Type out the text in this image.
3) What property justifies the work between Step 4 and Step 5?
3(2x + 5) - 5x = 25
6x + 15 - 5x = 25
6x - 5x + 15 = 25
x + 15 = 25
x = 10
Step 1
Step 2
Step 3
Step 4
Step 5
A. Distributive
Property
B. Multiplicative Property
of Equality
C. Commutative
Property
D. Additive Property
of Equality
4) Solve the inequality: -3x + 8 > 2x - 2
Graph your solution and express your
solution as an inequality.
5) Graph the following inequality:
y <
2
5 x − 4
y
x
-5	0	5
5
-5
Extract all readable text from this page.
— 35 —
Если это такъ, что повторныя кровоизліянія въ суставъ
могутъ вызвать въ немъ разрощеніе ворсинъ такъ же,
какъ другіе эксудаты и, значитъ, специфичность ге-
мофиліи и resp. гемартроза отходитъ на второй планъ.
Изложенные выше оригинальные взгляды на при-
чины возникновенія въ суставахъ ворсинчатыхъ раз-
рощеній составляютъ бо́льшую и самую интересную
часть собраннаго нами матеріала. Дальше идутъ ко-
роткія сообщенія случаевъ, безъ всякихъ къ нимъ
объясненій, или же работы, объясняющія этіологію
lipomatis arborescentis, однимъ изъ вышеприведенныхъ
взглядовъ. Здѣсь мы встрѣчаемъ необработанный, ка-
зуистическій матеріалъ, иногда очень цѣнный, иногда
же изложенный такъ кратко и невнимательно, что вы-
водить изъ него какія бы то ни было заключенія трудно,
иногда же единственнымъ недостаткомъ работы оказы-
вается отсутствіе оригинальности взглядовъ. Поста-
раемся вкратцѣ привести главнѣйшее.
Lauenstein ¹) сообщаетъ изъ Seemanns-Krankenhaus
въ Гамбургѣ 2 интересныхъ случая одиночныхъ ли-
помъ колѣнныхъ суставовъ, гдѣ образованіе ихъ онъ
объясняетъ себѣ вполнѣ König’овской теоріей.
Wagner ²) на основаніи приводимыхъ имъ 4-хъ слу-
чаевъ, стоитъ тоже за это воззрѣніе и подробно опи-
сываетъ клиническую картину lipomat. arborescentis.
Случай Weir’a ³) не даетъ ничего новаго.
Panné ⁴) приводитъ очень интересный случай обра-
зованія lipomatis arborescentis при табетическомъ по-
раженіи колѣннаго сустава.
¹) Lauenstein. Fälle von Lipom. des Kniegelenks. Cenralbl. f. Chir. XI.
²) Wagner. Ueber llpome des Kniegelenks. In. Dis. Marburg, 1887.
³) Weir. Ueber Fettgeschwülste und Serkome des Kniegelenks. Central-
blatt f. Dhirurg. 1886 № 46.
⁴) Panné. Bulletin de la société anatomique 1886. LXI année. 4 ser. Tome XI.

____________________

To be done
Print back all the lines verbatim.

Answer for the task
Type out the text in this image.
3) What property justifies the work between Step 4 and Step 5?
3(2x + 5) - 5x = 25
6x + 15 - 5x = 25
6x - 5x + 15 = 25
x + 15 = 25
x = 10
Step 1
Step 2
Step 3
Step 4
Step 5
A. Distributive
Property
B. Multiplicative Property
of Equality
C. Commutative
Property
D. Additive Property
of Equality
4) Solve the inequality: -3x + 8 > 2x - 2
Graph your solution and express your
solution as an inequality.
5) Graph the following inequality:
y <
2
5 x − 4
y
x
-5	0	5
5
-5
Extract all readable text from this page.
— 35 —
Если это такъ, что повторныя кровоизліянія въ суставъ
могутъ вызвать въ немъ разрощеніе ворсинъ такъ же,
какъ другіе эксудаты и, значитъ, специфичность ге-
мофиліи и resp. гемартроза отходитъ на второй планъ.
Изложенные выше оригинальные взгляды на при-
чины возникновенія въ суставахъ ворсинчатыхъ раз-
рощеній составляютъ бо́льшую и самую интересную
часть собраннаго нами матеріала. Дальше идутъ ко-
роткія сообщенія случаевъ, безъ всякихъ къ нимъ
объясненій, или же работы, объясняющія этіологію
lipomatis arborescentis, однимъ изъ вышеприведенныхъ
взглядовъ. Здѣсь мы встрѣчаемъ необработанный, ка-
зуистическій матеріалъ, иногда очень цѣнный, иногда
же изложенный такъ кратко и невнимательно, что вы-
водить изъ него какія бы то ни было заключенія трудно,
иногда же единственнымъ недостаткомъ работы оказы-
вается отсутствіе оригинальности взглядовъ. Поста-
раемся вкратцѣ привести главнѣйшее.
Lauenstein ¹) сообщаетъ изъ Seemanns-Krankenhaus
въ Гамбургѣ 2 интересныхъ случая одиночныхъ ли-
помъ колѣнныхъ суставовъ, гдѣ образованіе ихъ онъ
объясняетъ себѣ вполнѣ König’овской теоріей.
Wagner ²) на основаніи приводимыхъ имъ 4-хъ слу-
чаевъ, стоитъ тоже за это воззрѣніе и подробно опи-
сываетъ клиническую картину lipomat. arborescentis.
Случай Weir’a ³) не даетъ ничего новаго.
Panné ⁴) приводитъ очень интересный случай обра-
зованія lipomatis arborescentis при табетическомъ по-
раженіи колѣннаго сустава.
¹) Lauenstein. Fälle von Lipom. des Kniegelenks. Cenralbl. f. Chir. XI.
²) Wagner. Ueber llpome des Kniegelenks. In. Dis. Marburg, 1887.
³) Weir. Ueber Fettgeschwülste und Serkome des Kniegelenks. Central-
blatt f. Dhirurg. 1886 № 46.
⁴) Panné. Bulletin de la société anatomique 1886. LXI année. 4 ser. Tome XI.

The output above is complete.